▶ Given text:
— BEGIN —
So, tomorrow evening's matches, and we've got the bottom half's second round. Price/Chisnall is first up and the market's 60/40 in favour of Dave despite what the seedings say. That looks to be pretty close. Season long I've got Price between 41% and 42%, he's probably actually playing a little bit better of recent but I can't justify a bet.

Reyes/Webster is next, with Darren being a bit more of a favourite in the market up at 65% or so with a best price just better than 1/2. If this was Reyes playing peak Reyes quality to beat Suljovic, I might be concerned, but it really wasn't, there was only one fifteen dart kill - Mensur just couldn't score. Webster played a very good match to edge Bunting, and he's a prohibitive favourite on the shorter sample after the summer break at better than 80%, although season long it's just 63%, which isn't enough to bet. I'll pass this one as well, while Reyes hasn't been involved in a long leg play match since seemingly forever and Webster's been good at the format, there's always the nagging doubt that the result, if not the performance, could spark peak Reyes, and if so, watch out.

Third is Wade/Evans, with comparable odds to the previous two, Wade being the favoured party. Wade was just professional against a misfiring Schindler, while Evans really did nothing special against Gurney, just taking advantage of two poor legs to get the break back and then winning break he needed. Season long I think this is 60/40 Wade, since the summer where Ricky's had the run that got him here I think it's a flip. 0.25u Evans 2/1, looks like we have a solid enough edge but we're definitely reliant on Ricky picking his game up a touch.

Last is Hopp/Wilson in a match that the bookies can't really split, Wilson being on the right side of a weighted coinflip. Wilson's been playing far too well all season and is far too experienced to get into any shenanigans with the crowd or let it affect him in the slightest, so with me seeing him having better than a two in three shot season long and still over 60% since the break, 0.5u Wilson 10/11 looks a plum spot, Hopp's at home but this will be a longer game than he's used to - Wilson did take five from six legs against Clayton in under fifteen and averaged 107 in the two legs he lost, so it's not like he crept home. Hopp had two good legs to start and it was a bit of a mutual trainwreck from there.

Thursday 25 October 2018

European Championship Friday round 2 updates

Seems a pretty silly bit of scheduling thinking about this tournament - afternoon session on the Friday, but no afternoon session on the Saturday? Then again, the event is literally a stone's throw away from the Westfalen and Dortmund do have a home game on the Saturday afternoon, so not programming against that seems somewhat sensible. That'd be an amazing day of sport though - BVB/Hertha immediately followed by van Gerwen, Cross, Wright, Smith et al? Knew I should have booked tickets for this on spec and just seen what the fixture computer threw up.

0/2 on bets today - Lennon at least ran Smith close until Smith hit one great leg to break, hold for 5-3, then for the second time in the match Lennon couldn't go out in 21 darts on his own throw. Wattimena did nothing, well within the range of outcomes. Elsewhere, what the heck was wrong with Ian White's game - I thought he had genuine chances to go deep and he loses 6-1 to Richard North? Otherwise, it was mostly chalk and mostly one-sided forgettable games - West/King was as tight as we thought it would be, going to a decider and needing West to kill 106 after King wired bull for a 126 out, Noppert hung around against Cross for quite a while until a combination of his scoring falling off and Rob putting on the afterburners saw a 4-2 lead quickly turn into a 6-4 defeat. Nicholson was fun for two legs I guess.
— END —
Box annotation data
— BEGIN —
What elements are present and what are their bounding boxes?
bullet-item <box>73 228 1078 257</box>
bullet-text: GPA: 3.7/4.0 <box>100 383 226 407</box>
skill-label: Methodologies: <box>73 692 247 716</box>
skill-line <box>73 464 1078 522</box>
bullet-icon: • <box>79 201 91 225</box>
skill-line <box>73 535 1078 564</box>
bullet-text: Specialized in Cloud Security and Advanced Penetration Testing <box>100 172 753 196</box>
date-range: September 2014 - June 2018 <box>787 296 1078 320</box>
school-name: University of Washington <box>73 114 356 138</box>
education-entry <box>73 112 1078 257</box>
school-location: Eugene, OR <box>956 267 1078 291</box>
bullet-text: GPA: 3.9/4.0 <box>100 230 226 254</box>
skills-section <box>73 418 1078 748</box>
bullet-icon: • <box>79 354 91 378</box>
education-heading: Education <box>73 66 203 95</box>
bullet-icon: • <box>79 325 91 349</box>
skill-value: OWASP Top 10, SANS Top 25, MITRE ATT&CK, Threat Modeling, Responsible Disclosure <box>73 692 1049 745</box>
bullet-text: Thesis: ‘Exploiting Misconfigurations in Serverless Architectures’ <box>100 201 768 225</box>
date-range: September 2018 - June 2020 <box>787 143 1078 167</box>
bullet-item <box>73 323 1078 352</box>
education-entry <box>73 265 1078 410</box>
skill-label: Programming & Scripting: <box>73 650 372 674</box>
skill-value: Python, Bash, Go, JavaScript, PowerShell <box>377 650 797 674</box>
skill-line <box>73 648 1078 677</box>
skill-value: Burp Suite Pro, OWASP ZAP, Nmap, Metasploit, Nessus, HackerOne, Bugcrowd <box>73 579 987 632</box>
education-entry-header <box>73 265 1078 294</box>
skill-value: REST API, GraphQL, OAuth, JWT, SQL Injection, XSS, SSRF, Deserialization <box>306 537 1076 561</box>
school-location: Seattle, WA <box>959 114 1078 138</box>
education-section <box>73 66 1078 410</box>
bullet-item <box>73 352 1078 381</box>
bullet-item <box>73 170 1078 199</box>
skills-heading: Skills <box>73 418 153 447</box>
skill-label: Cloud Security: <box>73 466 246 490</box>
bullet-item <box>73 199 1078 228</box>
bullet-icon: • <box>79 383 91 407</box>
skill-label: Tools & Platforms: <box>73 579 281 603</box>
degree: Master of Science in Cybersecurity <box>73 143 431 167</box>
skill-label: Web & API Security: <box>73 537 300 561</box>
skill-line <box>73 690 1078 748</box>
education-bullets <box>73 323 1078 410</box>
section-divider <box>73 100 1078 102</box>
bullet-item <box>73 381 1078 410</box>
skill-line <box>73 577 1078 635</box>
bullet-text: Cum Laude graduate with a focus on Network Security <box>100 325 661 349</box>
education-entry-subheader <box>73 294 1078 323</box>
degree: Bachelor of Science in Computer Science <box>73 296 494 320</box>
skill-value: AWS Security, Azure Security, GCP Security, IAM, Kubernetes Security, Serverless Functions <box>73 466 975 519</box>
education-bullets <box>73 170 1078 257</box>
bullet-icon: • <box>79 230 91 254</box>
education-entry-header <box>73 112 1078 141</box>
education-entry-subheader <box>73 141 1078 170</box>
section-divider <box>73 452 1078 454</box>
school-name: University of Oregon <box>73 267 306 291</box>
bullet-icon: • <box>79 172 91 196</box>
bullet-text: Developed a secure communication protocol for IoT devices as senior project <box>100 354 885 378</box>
— END —
▶ Aim A: Repeat the darts post word for word from "Reyes/Webster is next, with" to "so, watch out.".
▶ Aim B: Write the next part of the darts post, picking up right after its last sentence.
These rows have nothing to do with the darts post.

▶ Result A:
Reyes/Webster is next, with Darren being a bit more of a favourite in the market up at 65% or so with a best price just better than 1/2. If this was Reyes playing peak Reyes quality to beat Suljovic, I might be concerned, but it really wasn't, there was only one fifteen dart kill - Mensur just couldn't score. Webster played a very good match to edge Bunting, and he's a prohibitive favourite on the shorter sample after the summer break at better than 80%, although season long it's just 63%, which isn't enough to bet. I'll pass this one as well, while Reyes hasn't been involved in a long leg play match since seemingly forever and Webster's been good at the format, there's always the nagging doubt that the result, if not the performance, could spark peak Reyes, and if so, watch out.

▶ Result B:
There's preliminary lines out for Saturday evening. Oddschecker just has Smith/Cullen, but at least one bookie has lines for everything already and nowhere's going to be that far off.

Smith/Cullen's got Smith nearly at 1/2, is that fair? Maybe, I think it's overrating Cullen a bit. Cullen, first leg aside, really didn't play that great, Klaasen missing a stack of doubles and only getting the legs he did because Joe did the same, Smith averaged a ton and would have averaged a lot more if Lennon didn't throw junk in the first and last legs (although, if that happened, Smith is likely going home), I'm seeing this at nearly a 3-1 game in favour of Smith, so 0.5u Smith 4/7, this looks a fairly safe edge. Whitlock/Wright is next, Wright just held in six visits and broke in five every single time, pretty pedestrian stuff but not easy to really punish heavily, while Whitlock won the first leg in sixteen darts but needed no more than fifteen in any other in a 6-3 thrashing of Steve Beaton, the last two legs he won being twelve darters. The model's giving Whitlock a 35% shot - and a lot more on recent form, although on recent form the model hated Wright in the last round as well. But hey, we have the odds to go with it over the full sample quite comfortably - 0.25u Whitlock 3/1. North/Cross is third up, we talked a bit about how their games went earlier, it's a tough ask and the line looks good. We can just about get 4/1 on North, but a full sample is giving him only 21%, so there's not much there. A smaller sample is thinking he's got better chances, but betting North against the world champion in a race to 10 just seems wrong. Last is van Gerwen/West, as you'd expect the odds are pretty comical, West was OK but van Gerwen was superb, continuing his incredible form of late. For once odds of double digits odds on seem justified - especially in the more recent samples, which are putting West below 10% on the chances to come through.

That's it, today we had the longer punts, tomorrow we've got the better shots I think.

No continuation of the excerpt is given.